Requirement:
Scan the material for the word "equip", and copy each line where it shows up.

Provided data:
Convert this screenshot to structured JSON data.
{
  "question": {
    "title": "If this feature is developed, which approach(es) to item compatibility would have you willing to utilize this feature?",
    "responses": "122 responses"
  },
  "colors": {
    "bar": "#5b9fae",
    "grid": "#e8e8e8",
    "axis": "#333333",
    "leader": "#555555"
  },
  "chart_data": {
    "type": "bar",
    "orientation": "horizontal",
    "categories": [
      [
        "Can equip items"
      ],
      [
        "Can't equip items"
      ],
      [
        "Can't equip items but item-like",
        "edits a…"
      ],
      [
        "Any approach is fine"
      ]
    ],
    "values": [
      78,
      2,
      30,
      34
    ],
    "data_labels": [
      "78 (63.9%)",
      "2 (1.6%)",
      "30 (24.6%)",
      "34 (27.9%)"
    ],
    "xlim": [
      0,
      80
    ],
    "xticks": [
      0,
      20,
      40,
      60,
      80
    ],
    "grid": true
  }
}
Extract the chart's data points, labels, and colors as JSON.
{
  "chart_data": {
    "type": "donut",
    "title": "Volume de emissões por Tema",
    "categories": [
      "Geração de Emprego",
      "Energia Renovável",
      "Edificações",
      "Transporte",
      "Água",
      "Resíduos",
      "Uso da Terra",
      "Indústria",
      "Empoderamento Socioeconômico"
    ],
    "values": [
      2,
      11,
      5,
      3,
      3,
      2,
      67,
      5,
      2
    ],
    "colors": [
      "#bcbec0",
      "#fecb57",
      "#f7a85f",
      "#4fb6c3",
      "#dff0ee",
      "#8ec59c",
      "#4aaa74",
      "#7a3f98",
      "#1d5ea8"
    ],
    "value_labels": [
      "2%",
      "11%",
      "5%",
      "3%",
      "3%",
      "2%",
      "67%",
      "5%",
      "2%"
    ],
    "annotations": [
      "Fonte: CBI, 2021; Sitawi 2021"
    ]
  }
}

Solution for this problem:
        "Can equip items"
        "Can't equip items"
        "Can't equip items but item-like",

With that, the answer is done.